▸ EXERCISE AIM
From the listing below, return each line that includes "this".

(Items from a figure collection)
>> BEGIN

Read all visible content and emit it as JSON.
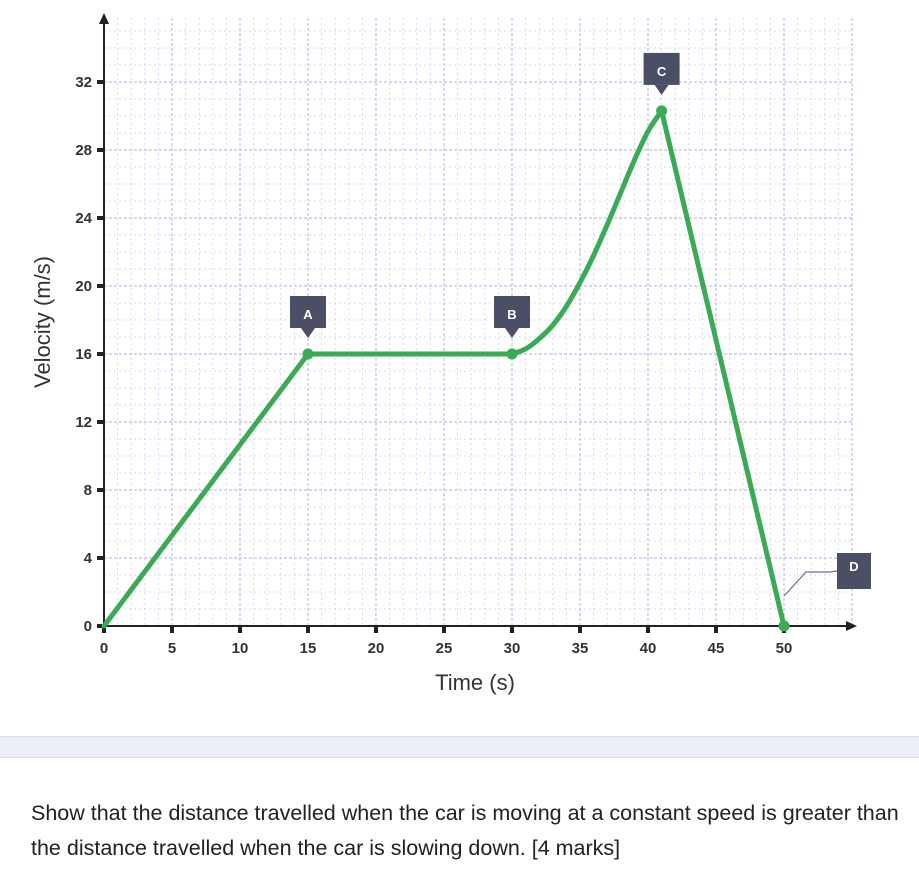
{
  "chart_data": {
    "type": "line",
    "xlabel": "Time (s)",
    "ylabel": "Velocity (m/s)",
    "xlim": [
      0,
      55
    ],
    "ylim": [
      0,
      34.5
    ],
    "x_ticks": [
      0,
      5,
      10,
      15,
      20,
      25,
      30,
      35,
      40,
      45,
      50
    ],
    "y_ticks": [
      0,
      4,
      8,
      12,
      16,
      20,
      24,
      28,
      32
    ],
    "grid": true,
    "series": [
      {
        "points": [
          [
            0,
            0
          ],
          [
            15,
            16
          ],
          [
            30,
            16
          ],
          [
            31,
            16.3
          ],
          [
            32,
            16.9
          ],
          [
            33,
            17.7
          ],
          [
            34,
            18.8
          ],
          [
            35,
            20.2
          ],
          [
            36,
            21.8
          ],
          [
            37,
            23.6
          ],
          [
            38,
            25.5
          ],
          [
            39,
            27.4
          ],
          [
            40,
            29.1
          ],
          [
            41,
            30.3
          ],
          [
            50,
            0
          ]
        ]
      }
    ],
    "points_labeled": [
      {
        "label": "A",
        "x": 15,
        "y": 16
      },
      {
        "label": "B",
        "x": 30,
        "y": 16
      },
      {
        "label": "C",
        "x": 41,
        "y": 30.3
      },
      {
        "label": "D",
        "x": 50,
        "y": 0
      }
    ],
    "colors": {
      "line": "#3aaa54",
      "callout": "#4b4f66",
      "grid": "#b9c2e6"
    }
  },
  "question": {
    "text": "Show that the distance travelled when the car is moving at a constant speed is greater than the distance travelled when the car is slowing down. [4 marks]"
  }
}
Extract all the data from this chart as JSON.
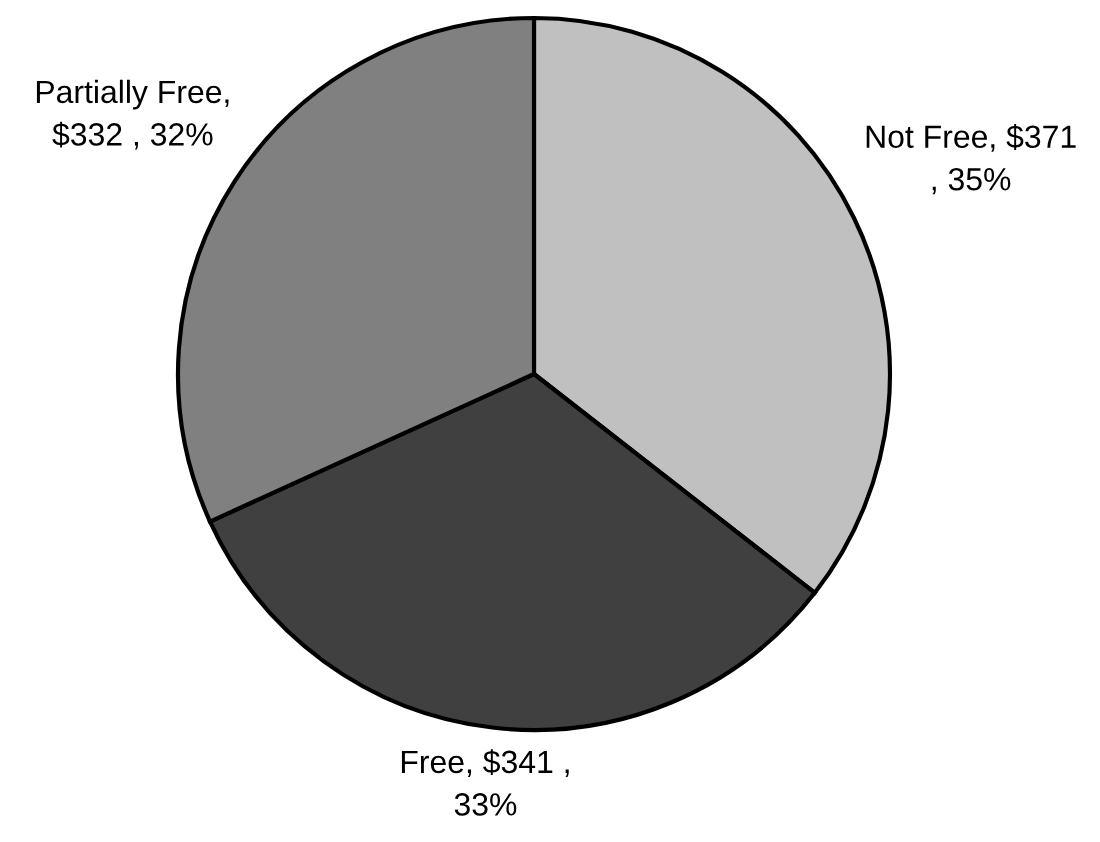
{
  "chart_data": {
    "type": "pie",
    "categories": [
      "Not Free",
      "Free",
      "Partially Free"
    ],
    "values": [
      371,
      341,
      332
    ],
    "colors": [
      "#c0c0c0",
      "#404040",
      "#808080"
    ],
    "value_labels": [
      ", $371\n, 35%",
      ", $341 ,\n33%",
      ",\n$332 , 32%"
    ]
  }
}
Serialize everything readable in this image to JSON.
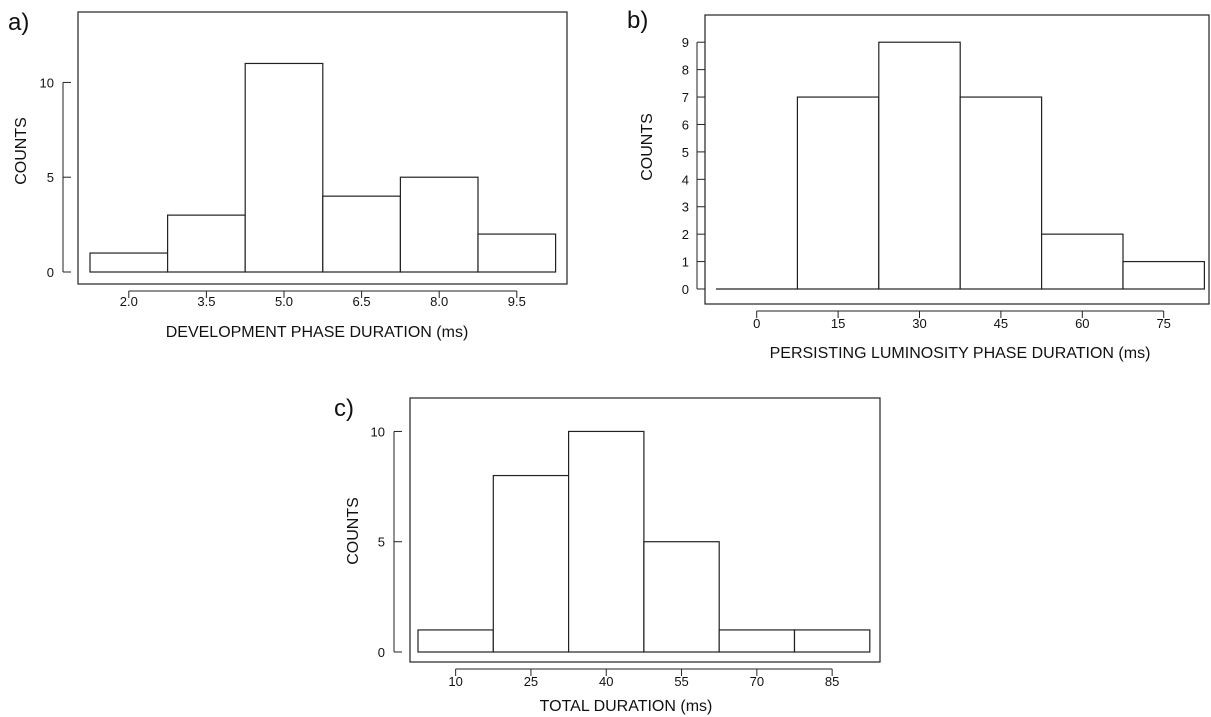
{
  "chart_data": [
    {
      "panel_label": "a)",
      "type": "bar",
      "categories": [
        "2.0",
        "3.5",
        "5.0",
        "6.5",
        "8.0",
        "9.5"
      ],
      "values": [
        1,
        3,
        11,
        4,
        5,
        2
      ],
      "x_ticks": [
        "2.0",
        "3.5",
        "5.0",
        "6.5",
        "8.0",
        "9.5"
      ],
      "y_ticks": [
        "0",
        "5",
        "10"
      ],
      "xlabel": "DEVELOPMENT PHASE DURATION (ms)",
      "ylabel": "COUNTS",
      "title": "",
      "ylim": [
        0,
        12
      ],
      "grid": false
    },
    {
      "panel_label": "b)",
      "type": "bar",
      "categories": [
        "0",
        "15",
        "30",
        "45",
        "60",
        "75"
      ],
      "values": [
        0,
        7,
        9,
        7,
        2,
        1
      ],
      "x_ticks": [
        "0",
        "15",
        "30",
        "45",
        "60",
        "75"
      ],
      "y_ticks": [
        "0",
        "1",
        "2",
        "3",
        "4",
        "5",
        "6",
        "7",
        "8",
        "9"
      ],
      "xlabel": "PERSISTING LUMINOSITY PHASE DURATION (ms)",
      "ylabel": "COUNTS",
      "title": "",
      "ylim": [
        0,
        9.5
      ],
      "grid": false
    },
    {
      "panel_label": "c)",
      "type": "bar",
      "categories": [
        "10",
        "25",
        "40",
        "55",
        "70",
        "85"
      ],
      "values": [
        1,
        8,
        10,
        5,
        1,
        1
      ],
      "x_ticks": [
        "10",
        "25",
        "40",
        "55",
        "70",
        "85"
      ],
      "y_ticks": [
        "0",
        "5",
        "10"
      ],
      "xlabel": "TOTAL DURATION (ms)",
      "ylabel": "COUNTS",
      "title": "",
      "ylim": [
        0,
        10.7
      ],
      "grid": false
    }
  ]
}
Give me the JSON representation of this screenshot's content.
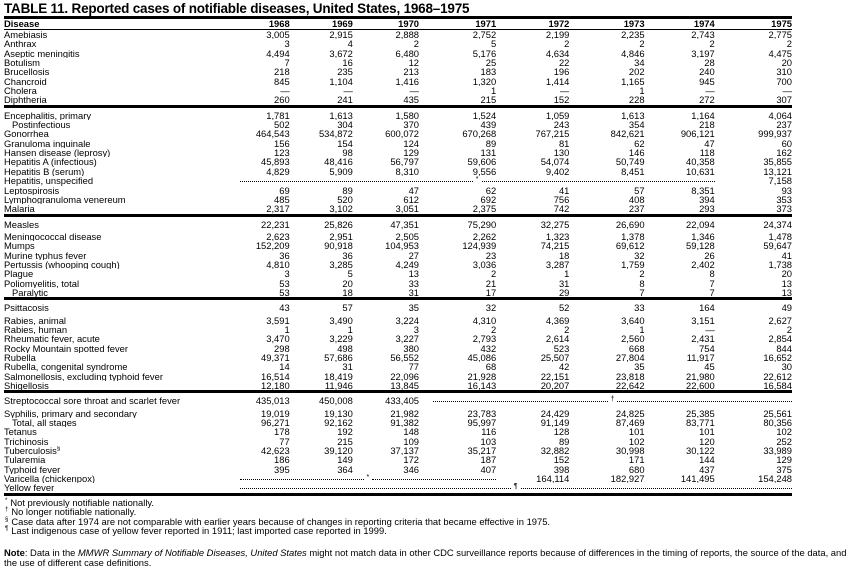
{
  "title": "TABLE 11. Reported cases of notifiable diseases, United States, 1968–1975",
  "header": {
    "disease": "Disease",
    "years": [
      "1968",
      "1969",
      "1970",
      "1971",
      "1972",
      "1973",
      "1974",
      "1975"
    ]
  },
  "groups": [
    [
      {
        "name": "Amebiasis",
        "values": [
          "3,005",
          "2,915",
          "2,888",
          "2,752",
          "2,199",
          "2,235",
          "2,743",
          "2,775"
        ]
      },
      {
        "name": "Anthrax",
        "values": [
          "3",
          "4",
          "2",
          "5",
          "2",
          "2",
          "2",
          "2"
        ]
      },
      {
        "name": "Aseptic meningitis",
        "values": [
          "4,494",
          "3,672",
          "6,480",
          "5,176",
          "4,634",
          "4,846",
          "3,197",
          "4,475"
        ]
      },
      {
        "name": "Botulism",
        "values": [
          "7",
          "16",
          "12",
          "25",
          "22",
          "34",
          "28",
          "20"
        ]
      },
      {
        "name": "Brucellosis",
        "values": [
          "218",
          "235",
          "213",
          "183",
          "196",
          "202",
          "240",
          "310"
        ]
      },
      {
        "name": "Chancroid",
        "values": [
          "845",
          "1,104",
          "1,416",
          "1,320",
          "1,414",
          "1,165",
          "945",
          "700"
        ]
      },
      {
        "name": "Cholera",
        "values": [
          "—",
          "—",
          "—",
          "1",
          "—",
          "1",
          "—",
          "—"
        ]
      },
      {
        "name": "Diphtheria",
        "values": [
          "260",
          "241",
          "435",
          "215",
          "152",
          "228",
          "272",
          "307"
        ]
      }
    ],
    [
      {
        "name": "Encephalitis, primary",
        "values": [
          "1,781",
          "1,613",
          "1,580",
          "1,524",
          "1,059",
          "1,613",
          "1,164",
          "4,064"
        ]
      },
      {
        "name": "Postinfectious",
        "indent": true,
        "values": [
          "502",
          "304",
          "370",
          "439",
          "243",
          "354",
          "218",
          "237"
        ]
      },
      {
        "name": "Gonorrhea",
        "values": [
          "464,543",
          "534,872",
          "600,072",
          "670,268",
          "767,215",
          "842,621",
          "906,121",
          "999,937"
        ]
      },
      {
        "name": "Granuloma inguinale",
        "values": [
          "156",
          "154",
          "124",
          "89",
          "81",
          "62",
          "47",
          "60"
        ]
      },
      {
        "name": "Hansen disease (leprosy)",
        "values": [
          "123",
          "98",
          "129",
          "131",
          "130",
          "146",
          "118",
          "162"
        ]
      },
      {
        "name": "Hepatitis A (infectious)",
        "values": [
          "45,893",
          "48,416",
          "56,797",
          "59,606",
          "54,074",
          "50,749",
          "40,358",
          "35,855"
        ]
      },
      {
        "name": "Hepatitis B (serum)",
        "values": [
          "4,829",
          "5,909",
          "8,310",
          "9,556",
          "9,402",
          "8,451",
          "10,631",
          "13,121"
        ]
      },
      {
        "name": "Hepatitis, unspecified",
        "dotted": {
          "from": 0,
          "to": 6,
          "mark": "*"
        },
        "values": [
          null,
          null,
          null,
          null,
          null,
          null,
          null,
          "7,158"
        ]
      },
      {
        "name": "Leptospirosis",
        "values": [
          "69",
          "89",
          "47",
          "62",
          "41",
          "57",
          "8,351",
          "93"
        ]
      },
      {
        "name": "Lymphogranuloma venereum",
        "values": [
          "485",
          "520",
          "612",
          "692",
          "756",
          "408",
          "394",
          "353"
        ]
      },
      {
        "name": "Malaria",
        "values": [
          "2,317",
          "3,102",
          "3,051",
          "2,375",
          "742",
          "237",
          "293",
          "373"
        ]
      }
    ],
    [
      {
        "name": "Measles",
        "values": [
          "22,231",
          "25,826",
          "47,351",
          "75,290",
          "32,275",
          "26,690",
          "22,094",
          "24,374"
        ]
      },
      {
        "name": "Meningococcal disease",
        "values": [
          "2,623",
          "2,951",
          "2,505",
          "2,262",
          "1,323",
          "1,378",
          "1,346",
          "1,478"
        ]
      },
      {
        "name": "Mumps",
        "values": [
          "152,209",
          "90,918",
          "104,953",
          "124,939",
          "74,215",
          "69,612",
          "59,128",
          "59,647"
        ]
      },
      {
        "name": "Murine typhus fever",
        "values": [
          "36",
          "36",
          "27",
          "23",
          "18",
          "32",
          "26",
          "41"
        ]
      },
      {
        "name": "Pertussis (whooping cough)",
        "values": [
          "4,810",
          "3,285",
          "4,249",
          "3,036",
          "3,287",
          "1,759",
          "2,402",
          "1,738"
        ]
      },
      {
        "name": "Plague",
        "values": [
          "3",
          "5",
          "13",
          "2",
          "1",
          "2",
          "8",
          "20"
        ]
      },
      {
        "name": "Poliomyelitis, total",
        "values": [
          "53",
          "20",
          "33",
          "21",
          "31",
          "8",
          "7",
          "13"
        ]
      },
      {
        "name": "Paralytic",
        "indent": true,
        "values": [
          "53",
          "18",
          "31",
          "17",
          "29",
          "7",
          "7",
          "13"
        ]
      }
    ],
    [
      {
        "name": "Psittacosis",
        "values": [
          "43",
          "57",
          "35",
          "32",
          "52",
          "33",
          "164",
          "49"
        ]
      },
      {
        "name": "Rabies, animal",
        "values": [
          "3,591",
          "3,490",
          "3,224",
          "4,310",
          "4,369",
          "3,640",
          "3,151",
          "2,627"
        ]
      },
      {
        "name": "Rabies, human",
        "values": [
          "1",
          "1",
          "3",
          "2",
          "2",
          "1",
          "—",
          "2"
        ]
      },
      {
        "name": "Rheumatic fever, acute",
        "values": [
          "3,470",
          "3,229",
          "3,227",
          "2,793",
          "2,614",
          "2,560",
          "2,431",
          "2,854"
        ]
      },
      {
        "name": "Rocky Mountain spotted fever",
        "values": [
          "298",
          "498",
          "380",
          "432",
          "523",
          "668",
          "754",
          "844"
        ]
      },
      {
        "name": "Rubella",
        "values": [
          "49,371",
          "57,686",
          "56,552",
          "45,086",
          "25,507",
          "27,804",
          "11,917",
          "16,652"
        ]
      },
      {
        "name": "Rubella, congenital syndrome",
        "values": [
          "14",
          "31",
          "77",
          "68",
          "42",
          "35",
          "45",
          "30"
        ]
      },
      {
        "name": "Salmonellosis, excluding typhoid fever",
        "values": [
          "16,514",
          "18,419",
          "22,096",
          "21,928",
          "22,151",
          "23,818",
          "21,980",
          "22,612"
        ]
      },
      {
        "name": "Shigellosis",
        "values": [
          "12,180",
          "11,946",
          "13,845",
          "16,143",
          "20,207",
          "22,642",
          "22,600",
          "16,584"
        ]
      }
    ],
    [
      {
        "name": "Streptococcal sore throat and scarlet fever",
        "dotted": {
          "from": 3,
          "to": 7,
          "mark": "†"
        },
        "values": [
          "435,013",
          "450,008",
          "433,405",
          null,
          null,
          null,
          null,
          null
        ]
      },
      {
        "name": "Syphilis, primary and secondary",
        "values": [
          "19,019",
          "19,130",
          "21,982",
          "23,783",
          "24,429",
          "24,825",
          "25,385",
          "25,561"
        ]
      },
      {
        "name": "Total, all stages",
        "indent": true,
        "values": [
          "96,271",
          "92,162",
          "91,382",
          "95,997",
          "91,149",
          "87,469",
          "83,771",
          "80,356"
        ]
      },
      {
        "name": "Tetanus",
        "values": [
          "178",
          "192",
          "148",
          "116",
          "128",
          "101",
          "101",
          "102"
        ]
      },
      {
        "name": "Trichinosis",
        "values": [
          "77",
          "215",
          "109",
          "103",
          "89",
          "102",
          "120",
          "252"
        ]
      },
      {
        "name": "Tuberculosis",
        "sup": "§",
        "values": [
          "42,623",
          "39,120",
          "37,137",
          "35,217",
          "32,882",
          "30,998",
          "30,122",
          "33,989"
        ]
      },
      {
        "name": "Tularemia",
        "values": [
          "186",
          "149",
          "172",
          "187",
          "152",
          "171",
          "144",
          "129"
        ]
      },
      {
        "name": "Typhoid fever",
        "values": [
          "395",
          "364",
          "346",
          "407",
          "398",
          "680",
          "437",
          "375"
        ]
      },
      {
        "name": "Varicella (chickenpox)",
        "dotted": {
          "from": 0,
          "to": 3,
          "mark": "*"
        },
        "values": [
          null,
          null,
          null,
          null,
          "164,114",
          "182,927",
          "141,495",
          "154,248"
        ]
      },
      {
        "name": "Yellow fever",
        "dotted": {
          "from": 0,
          "to": 7,
          "mark": "¶"
        },
        "values": [
          null,
          null,
          null,
          null,
          null,
          null,
          null,
          null
        ]
      }
    ]
  ],
  "footnotes": [
    {
      "mark": "*",
      "text": "Not previously notifiable nationally."
    },
    {
      "mark": "†",
      "text": "No longer notifiable nationally."
    },
    {
      "mark": "§",
      "text": "Case data after 1974 are not comparable with earlier years because of changes in reporting criteria that became effective in 1975."
    },
    {
      "mark": "¶",
      "text": "Last indigenous case of yellow fever reported in 1911; last imported case reported in 1999."
    }
  ],
  "note": {
    "label": "Note",
    "pre": ": Data in the ",
    "italic": "MMWR Summary of Notifiable Diseases, United States",
    "post": "  might not match data in other CDC surveillance reports because of differences in the timing of reports, the source of the data, and the use of different case definitions."
  }
}
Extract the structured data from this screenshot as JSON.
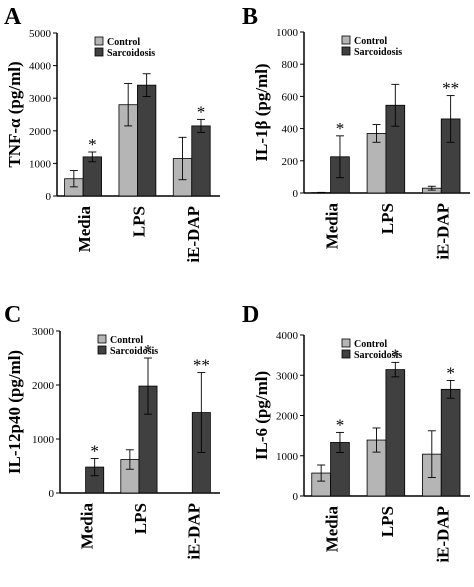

>> END

▸ TASK SOLUTION
Extract all the data from this chart as JSON.
Serialize everything readable in this image to JSON.
Give me the JSON representation of this screenshot's content.
Extract the structured data from this screenshot as JSON.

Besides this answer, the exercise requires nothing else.